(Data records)
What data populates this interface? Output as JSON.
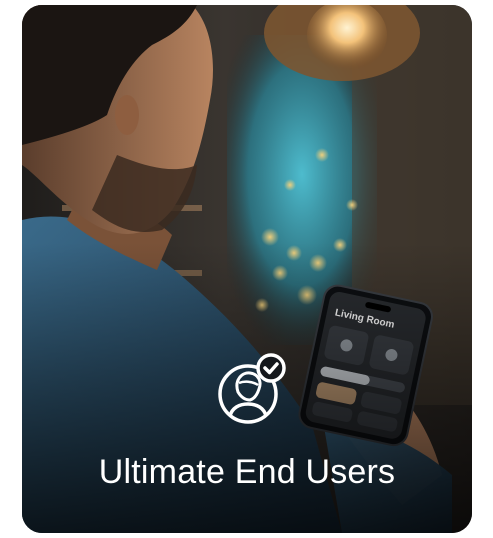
{
  "card": {
    "title": "Ultimate End Users",
    "badge_icon": "user-check-icon",
    "colors": {
      "background": "#14171b",
      "wall_glow": "#3aa6b8",
      "lamp": "#f3c27a",
      "shirt": "#2f5570",
      "text": "#ffffff"
    }
  },
  "phone": {
    "room_title": "Living Room"
  }
}
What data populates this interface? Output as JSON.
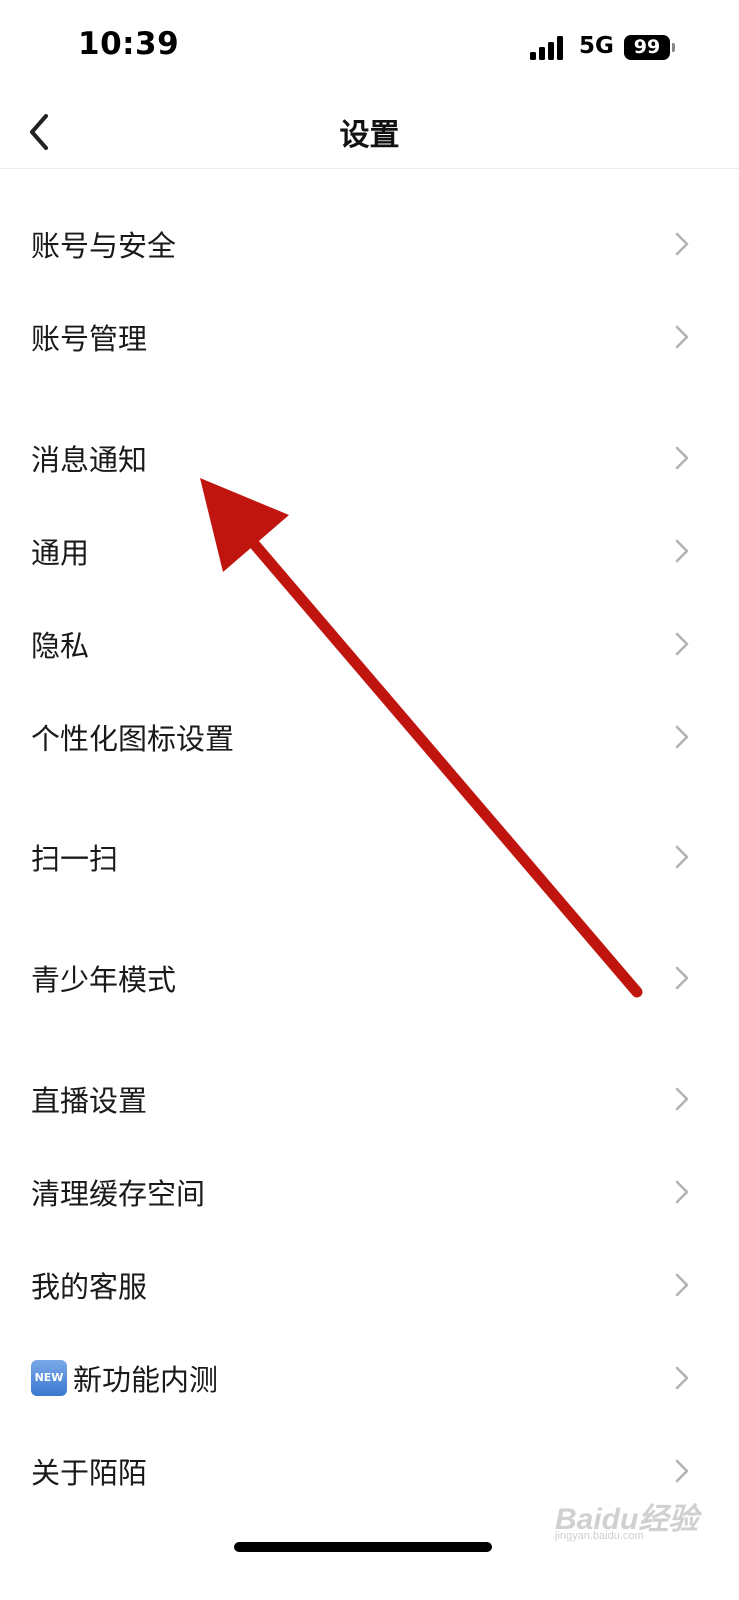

## Requirement
Reproduce the material in its entirety and word for word, without the pictures.

## Solution for this task
What data populates this interface? Output as JSON.
{
  "card": {
    "title": "Ultimate End Users",
    "badge_icon": "user-check-icon",
    "colors": {
      "background": "#14171b",
      "wall_glow": "#3aa6b8",
      "lamp": "#f3c27a",
      "shirt": "#2f5570",
      "text": "#ffffff"
    }
  },
  "phone": {
    "room_title": "Living Room"
  }
}
What data populates this interface? Output as JSON.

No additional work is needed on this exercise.